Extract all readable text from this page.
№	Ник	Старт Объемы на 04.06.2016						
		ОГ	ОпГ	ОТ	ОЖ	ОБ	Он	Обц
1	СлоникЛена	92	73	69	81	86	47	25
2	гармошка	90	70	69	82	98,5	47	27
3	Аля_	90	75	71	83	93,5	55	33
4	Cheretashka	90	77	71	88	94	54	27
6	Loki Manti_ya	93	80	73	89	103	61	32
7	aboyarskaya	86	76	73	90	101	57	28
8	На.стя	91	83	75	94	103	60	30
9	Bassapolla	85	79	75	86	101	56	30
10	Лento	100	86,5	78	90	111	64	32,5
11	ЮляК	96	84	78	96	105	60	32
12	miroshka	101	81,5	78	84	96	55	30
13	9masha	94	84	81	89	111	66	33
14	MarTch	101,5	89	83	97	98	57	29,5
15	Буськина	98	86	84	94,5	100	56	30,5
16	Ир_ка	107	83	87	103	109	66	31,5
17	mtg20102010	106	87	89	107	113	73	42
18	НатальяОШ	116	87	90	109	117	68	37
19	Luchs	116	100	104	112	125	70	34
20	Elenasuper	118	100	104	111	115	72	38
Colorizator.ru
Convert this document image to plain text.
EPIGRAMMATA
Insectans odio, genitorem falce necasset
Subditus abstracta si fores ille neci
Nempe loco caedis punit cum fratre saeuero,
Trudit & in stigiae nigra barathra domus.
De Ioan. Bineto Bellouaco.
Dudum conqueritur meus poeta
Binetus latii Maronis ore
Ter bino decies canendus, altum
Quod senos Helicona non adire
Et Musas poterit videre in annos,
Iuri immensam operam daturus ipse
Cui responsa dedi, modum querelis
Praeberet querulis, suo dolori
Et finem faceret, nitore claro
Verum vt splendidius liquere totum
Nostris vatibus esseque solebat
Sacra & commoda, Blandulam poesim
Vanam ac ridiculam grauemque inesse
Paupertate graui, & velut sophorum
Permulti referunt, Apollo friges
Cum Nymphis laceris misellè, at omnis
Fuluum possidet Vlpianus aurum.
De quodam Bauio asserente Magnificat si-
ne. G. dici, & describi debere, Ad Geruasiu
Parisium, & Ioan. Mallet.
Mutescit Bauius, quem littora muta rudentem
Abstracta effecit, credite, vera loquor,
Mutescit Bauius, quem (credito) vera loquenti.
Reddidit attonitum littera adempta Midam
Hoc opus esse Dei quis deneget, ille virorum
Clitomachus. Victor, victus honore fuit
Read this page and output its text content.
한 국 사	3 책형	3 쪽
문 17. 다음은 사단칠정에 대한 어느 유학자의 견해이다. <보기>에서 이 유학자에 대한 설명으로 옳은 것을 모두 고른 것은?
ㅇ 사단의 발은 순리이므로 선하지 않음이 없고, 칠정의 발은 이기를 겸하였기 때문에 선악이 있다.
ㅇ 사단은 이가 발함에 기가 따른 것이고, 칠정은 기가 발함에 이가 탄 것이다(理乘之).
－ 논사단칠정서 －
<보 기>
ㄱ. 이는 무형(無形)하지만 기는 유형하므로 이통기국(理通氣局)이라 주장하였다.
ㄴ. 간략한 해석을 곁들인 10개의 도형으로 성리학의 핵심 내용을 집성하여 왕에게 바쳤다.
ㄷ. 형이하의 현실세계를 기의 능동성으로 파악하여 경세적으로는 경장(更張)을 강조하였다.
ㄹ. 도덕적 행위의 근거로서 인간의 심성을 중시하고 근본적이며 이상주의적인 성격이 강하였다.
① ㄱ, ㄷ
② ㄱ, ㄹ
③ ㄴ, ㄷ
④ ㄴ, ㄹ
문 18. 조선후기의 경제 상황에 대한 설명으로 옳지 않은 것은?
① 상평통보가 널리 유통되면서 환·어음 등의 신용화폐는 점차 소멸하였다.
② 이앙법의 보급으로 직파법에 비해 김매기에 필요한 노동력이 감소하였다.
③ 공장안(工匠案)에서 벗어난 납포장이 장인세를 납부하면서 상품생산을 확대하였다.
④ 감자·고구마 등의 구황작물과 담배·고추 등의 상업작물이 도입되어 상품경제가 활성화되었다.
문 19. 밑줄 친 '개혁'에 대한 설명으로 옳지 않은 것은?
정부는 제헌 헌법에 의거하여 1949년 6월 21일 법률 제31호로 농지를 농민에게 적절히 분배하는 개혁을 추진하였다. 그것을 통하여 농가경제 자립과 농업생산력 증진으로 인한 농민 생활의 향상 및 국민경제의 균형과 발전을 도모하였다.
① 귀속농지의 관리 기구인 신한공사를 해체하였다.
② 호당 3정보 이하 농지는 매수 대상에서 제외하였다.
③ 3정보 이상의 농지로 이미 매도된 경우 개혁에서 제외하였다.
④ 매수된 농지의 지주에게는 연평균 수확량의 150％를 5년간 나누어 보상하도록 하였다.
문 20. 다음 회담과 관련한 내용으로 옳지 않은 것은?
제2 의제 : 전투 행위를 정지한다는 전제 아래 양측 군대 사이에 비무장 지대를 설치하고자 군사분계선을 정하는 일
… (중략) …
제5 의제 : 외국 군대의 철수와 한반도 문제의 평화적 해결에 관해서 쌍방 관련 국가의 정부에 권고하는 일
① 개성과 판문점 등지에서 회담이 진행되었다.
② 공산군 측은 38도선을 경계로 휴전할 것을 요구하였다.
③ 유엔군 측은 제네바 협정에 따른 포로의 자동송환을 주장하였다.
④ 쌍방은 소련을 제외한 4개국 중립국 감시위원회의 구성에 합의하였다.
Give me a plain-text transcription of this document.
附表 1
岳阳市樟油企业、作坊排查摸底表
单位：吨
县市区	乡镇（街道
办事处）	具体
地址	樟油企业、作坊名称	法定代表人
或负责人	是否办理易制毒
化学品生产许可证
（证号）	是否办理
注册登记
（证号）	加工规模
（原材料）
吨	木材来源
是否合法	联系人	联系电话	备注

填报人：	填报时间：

+--

WRITTEN PROBLEM →
Print the material once more, exactly.

EXPECTED ANSWER →
Extract all readable text from this page.
№	Ник	Старт Объемы на 04.06.2016						
		ОГ	ОпГ	ОТ	ОЖ	ОБ	Он	Обц
1	СлоникЛена	92	73	69	81	86	47	25
2	гармошка	90	70	69	82	98,5	47	27
3	Аля_	90	75	71	83	93,5	55	33
4	Cheretashka	90	77	71	88	94	54	27
6	Loki Manti_ya	93	80	73	89	103	61	32
7	aboyarskaya	86	76	73	90	101	57	28
8	На.стя	91	83	75	94	103	60	30
9	Bassapolla	85	79	75	86	101	56	30
10	Лento	100	86,5	78	90	111	64	32,5
11	ЮляК	96	84	78	96	105	60	32
12	miroshka	101	81,5	78	84	96	55	30
13	9masha	94	84	81	89	111	66	33
14	MarTch	101,5	89	83	97	98	57	29,5
15	Буськина	98	86	84	94,5	100	56	30,5
16	Ир_ка	107	83	87	103	109	66	31,5
17	mtg20102010	106	87	89	107	113	73	42
18	НатальяОШ	116	87	90	109	117	68	37
19	Luchs	116	100	104	112	125	70	34
20	Elenasuper	118	100	104	111	115	72	38
Colorizator.ru
Convert this document image to plain text.
EPIGRAMMATA
Insectans odio, genitorem falce necasset
Subditus abstracta si fores ille neci
Nempe loco caedis punit cum fratre saeuero,
Trudit & in stigiae nigra barathra domus.
De Ioan. Bineto Bellouaco.
Dudum conqueritur meus poeta
Binetus latii Maronis ore
Ter bino decies canendus, altum
Quod senos Helicona non adire
Et Musas poterit videre in annos,
Iuri immensam operam daturus ipse
Cui responsa dedi, modum querelis
Praeberet querulis, suo dolori
Et finem faceret, nitore claro
Verum vt splendidius liquere totum
Nostris vatibus esseque solebat
Sacra & commoda, Blandulam poesim
Vanam ac ridiculam grauemque inesse
Paupertate graui, & velut sophorum
Permulti referunt, Apollo friges
Cum Nymphis laceris misellè, at omnis
Fuluum possidet Vlpianus aurum.
De quodam Bauio asserente Magnificat si-
ne. G. dici, & describi debere, Ad Geruasiu
Parisium, & Ioan. Mallet.
Mutescit Bauius, quem littora muta rudentem
Abstracta effecit, credite, vera loquor,
Mutescit Bauius, quem (credito) vera loquenti.
Reddidit attonitum littera adempta Midam
Hoc opus esse Dei quis deneget, ille virorum
Clitomachus. Victor, victus honore fuit
Read this page and output its text content.
한 국 사	3 책형	3 쪽
문 17. 다음은 사단칠정에 대한 어느 유학자의 견해이다. <보기>에서 이 유학자에 대한 설명으로 옳은 것을 모두 고른 것은?
ㅇ 사단의 발은 순리이므로 선하지 않음이 없고, 칠정의 발은 이기를 겸하였기 때문에 선악이 있다.
ㅇ 사단은 이가 발함에 기가 따른 것이고, 칠정은 기가 발함에 이가 탄 것이다(理乘之).
－ 논사단칠정서 －
<보 기>
ㄱ. 이는 무형(無形)하지만 기는 유형하므로 이통기국(理通氣局)이라 주장하였다.
ㄴ. 간략한 해석을 곁들인 10개의 도형으로 성리학의 핵심 내용을 집성하여 왕에게 바쳤다.
ㄷ. 형이하의 현실세계를 기의 능동성으로 파악하여 경세적으로는 경장(更張)을 강조하였다.
ㄹ. 도덕적 행위의 근거로서 인간의 심성을 중시하고 근본적이며 이상주의적인 성격이 강하였다.
① ㄱ, ㄷ
② ㄱ, ㄹ
③ ㄴ, ㄷ
④ ㄴ, ㄹ
문 18. 조선후기의 경제 상황에 대한 설명으로 옳지 않은 것은?
① 상평통보가 널리 유통되면서 환·어음 등의 신용화폐는 점차 소멸하였다.
② 이앙법의 보급으로 직파법에 비해 김매기에 필요한 노동력이 감소하였다.
③ 공장안(工匠案)에서 벗어난 납포장이 장인세를 납부하면서 상품생산을 확대하였다.
④ 감자·고구마 등의 구황작물과 담배·고추 등의 상업작물이 도입되어 상품경제가 활성화되었다.
문 19. 밑줄 친 '개혁'에 대한 설명으로 옳지 않은 것은?
정부는 제헌 헌법에 의거하여 1949년 6월 21일 법률 제31호로 농지를 농민에게 적절히 분배하는 개혁을 추진하였다. 그것을 통하여 농가경제 자립과 농업생산력 증진으로 인한 농민 생활의 향상 및 국민경제의 균형과 발전을 도모하였다.
① 귀속농지의 관리 기구인 신한공사를 해체하였다.
② 호당 3정보 이하 농지는 매수 대상에서 제외하였다.
③ 3정보 이상의 농지로 이미 매도된 경우 개혁에서 제외하였다.
④ 매수된 농지의 지주에게는 연평균 수확량의 150％를 5년간 나누어 보상하도록 하였다.
문 20. 다음 회담과 관련한 내용으로 옳지 않은 것은?
제2 의제 : 전투 행위를 정지한다는 전제 아래 양측 군대 사이에 비무장 지대를 설치하고자 군사분계선을 정하는 일
… (중략) …
제5 의제 : 외국 군대의 철수와 한반도 문제의 평화적 해결에 관해서 쌍방 관련 국가의 정부에 권고하는 일
① 개성과 판문점 등지에서 회담이 진행되었다.
② 공산군 측은 38도선을 경계로 휴전할 것을 요구하였다.
③ 유엔군 측은 제네바 협정에 따른 포로의 자동송환을 주장하였다.
④ 쌍방은 소련을 제외한 4개국 중립국 감시위원회의 구성에 합의하였다.
Give me a plain-text transcription of this document.
附表 1
岳阳市樟油企业、作坊排查摸底表
单位：吨
县市区	乡镇（街道
办事处）	具体
地址	樟油企业、作坊名称	法定代表人
或负责人	是否办理易制毒
化学品生产许可证
（证号）	是否办理
注册登记
（证号）	加工规模
（原材料）
吨	木材来源
是否合法	联系人	联系电话	备注

填报人：	填报时间：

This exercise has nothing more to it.